To do:
Copy each line below without leaving any out.

start Provided information

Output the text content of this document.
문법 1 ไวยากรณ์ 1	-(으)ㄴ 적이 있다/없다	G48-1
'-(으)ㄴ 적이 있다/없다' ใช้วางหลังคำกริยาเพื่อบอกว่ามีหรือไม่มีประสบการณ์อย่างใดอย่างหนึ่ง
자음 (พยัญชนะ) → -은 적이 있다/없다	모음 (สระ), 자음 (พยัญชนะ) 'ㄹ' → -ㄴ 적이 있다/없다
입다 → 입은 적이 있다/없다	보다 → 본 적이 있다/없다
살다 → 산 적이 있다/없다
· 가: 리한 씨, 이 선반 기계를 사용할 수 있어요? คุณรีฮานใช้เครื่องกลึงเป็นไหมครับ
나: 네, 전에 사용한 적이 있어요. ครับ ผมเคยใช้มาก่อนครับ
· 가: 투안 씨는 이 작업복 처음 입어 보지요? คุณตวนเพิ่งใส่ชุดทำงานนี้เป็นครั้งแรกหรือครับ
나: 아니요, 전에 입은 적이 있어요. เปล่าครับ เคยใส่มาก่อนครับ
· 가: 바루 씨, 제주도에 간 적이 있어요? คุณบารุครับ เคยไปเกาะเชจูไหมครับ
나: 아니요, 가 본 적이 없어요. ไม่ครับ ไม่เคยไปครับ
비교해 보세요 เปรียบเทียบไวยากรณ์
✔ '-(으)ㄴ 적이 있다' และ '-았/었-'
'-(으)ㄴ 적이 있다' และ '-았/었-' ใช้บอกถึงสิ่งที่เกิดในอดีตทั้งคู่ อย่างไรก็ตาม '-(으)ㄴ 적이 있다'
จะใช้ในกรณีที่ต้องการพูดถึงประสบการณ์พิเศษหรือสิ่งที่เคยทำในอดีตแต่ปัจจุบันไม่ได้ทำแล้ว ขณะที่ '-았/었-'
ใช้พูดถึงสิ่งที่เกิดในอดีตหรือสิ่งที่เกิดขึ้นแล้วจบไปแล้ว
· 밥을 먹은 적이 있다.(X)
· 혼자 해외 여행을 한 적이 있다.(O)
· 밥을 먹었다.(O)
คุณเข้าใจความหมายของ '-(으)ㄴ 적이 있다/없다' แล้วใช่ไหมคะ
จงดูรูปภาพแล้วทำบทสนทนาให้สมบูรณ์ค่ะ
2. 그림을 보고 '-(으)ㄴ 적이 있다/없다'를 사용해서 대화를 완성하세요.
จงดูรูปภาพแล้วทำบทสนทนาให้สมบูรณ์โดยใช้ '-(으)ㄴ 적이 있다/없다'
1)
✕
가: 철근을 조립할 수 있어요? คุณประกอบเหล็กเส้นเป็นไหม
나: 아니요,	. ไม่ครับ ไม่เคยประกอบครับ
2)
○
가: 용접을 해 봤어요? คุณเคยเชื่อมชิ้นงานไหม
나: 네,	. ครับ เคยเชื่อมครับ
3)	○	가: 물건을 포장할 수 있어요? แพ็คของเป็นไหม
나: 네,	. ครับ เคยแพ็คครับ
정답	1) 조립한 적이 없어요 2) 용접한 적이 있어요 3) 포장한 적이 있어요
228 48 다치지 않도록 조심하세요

end Provided information

Exercise answer:
Output the text content of this document.
문법 1 ไวยากรณ์ 1	-(으)ㄴ 적이 있다/없다	G48-1
'-(으)ㄴ 적이 있다/없다' ใช้วางหลังคำกริยาเพื่อบอกว่ามีหรือไม่มีประสบการณ์อย่างใดอย่างหนึ่ง
자음 (พยัญชนะ) → -은 적이 있다/없다	모음 (สระ), 자음 (พยัญชนะ) 'ㄹ' → -ㄴ 적이 있다/없다
입다 → 입은 적이 있다/없다	보다 → 본 적이 있다/없다
살다 → 산 적이 있다/없다
· 가: 리한 씨, 이 선반 기계를 사용할 수 있어요? คุณรีฮานใช้เครื่องกลึงเป็นไหมครับ
나: 네, 전에 사용한 적이 있어요. ครับ ผมเคยใช้มาก่อนครับ
· 가: 투안 씨는 이 작업복 처음 입어 보지요? คุณตวนเพิ่งใส่ชุดทำงานนี้เป็นครั้งแรกหรือครับ
나: 아니요, 전에 입은 적이 있어요. เปล่าครับ เคยใส่มาก่อนครับ
· 가: 바루 씨, 제주도에 간 적이 있어요? คุณบารุครับ เคยไปเกาะเชจูไหมครับ
나: 아니요, 가 본 적이 없어요. ไม่ครับ ไม่เคยไปครับ
비교해 보세요 เปรียบเทียบไวยากรณ์
✔ '-(으)ㄴ 적이 있다' และ '-았/었-'
'-(으)ㄴ 적이 있다' และ '-았/었-' ใช้บอกถึงสิ่งที่เกิดในอดีตทั้งคู่ อย่างไรก็ตาม '-(으)ㄴ 적이 있다'
จะใช้ในกรณีที่ต้องการพูดถึงประสบการณ์พิเศษหรือสิ่งที่เคยทำในอดีตแต่ปัจจุบันไม่ได้ทำแล้ว ขณะที่ '-았/었-'
ใช้พูดถึงสิ่งที่เกิดในอดีตหรือสิ่งที่เกิดขึ้นแล้วจบไปแล้ว
· 밥을 먹은 적이 있다.(X)
· 혼자 해외 여행을 한 적이 있다.(O)
· 밥을 먹었다.(O)
คุณเข้าใจความหมายของ '-(으)ㄴ 적이 있다/없다' แล้วใช่ไหมคะ
จงดูรูปภาพแล้วทำบทสนทนาให้สมบูรณ์ค่ะ
2. 그림을 보고 '-(으)ㄴ 적이 있다/없다'를 사용해서 대화를 완성하세요.
จงดูรูปภาพแล้วทำบทสนทนาให้สมบูรณ์โดยใช้ '-(으)ㄴ 적이 있다/없다'
1)
✕
가: 철근을 조립할 수 있어요? คุณประกอบเหล็กเส้นเป็นไหม
나: 아니요,	. ไม่ครับ ไม่เคยประกอบครับ
2)
○
가: 용접을 해 봤어요? คุณเคยเชื่อมชิ้นงานไหม
나: 네,	. ครับ เคยเชื่อมครับ
3)	○	가: 물건을 포장할 수 있어요? แพ็คของเป็นไหม
나: 네,	. ครับ เคยแพ็คครับ
정답	1) 조립한 적이 없어요 2) 용접한 적이 있어요 3) 포장한 적이 있어요
228 48 다치지 않도록 조심하세요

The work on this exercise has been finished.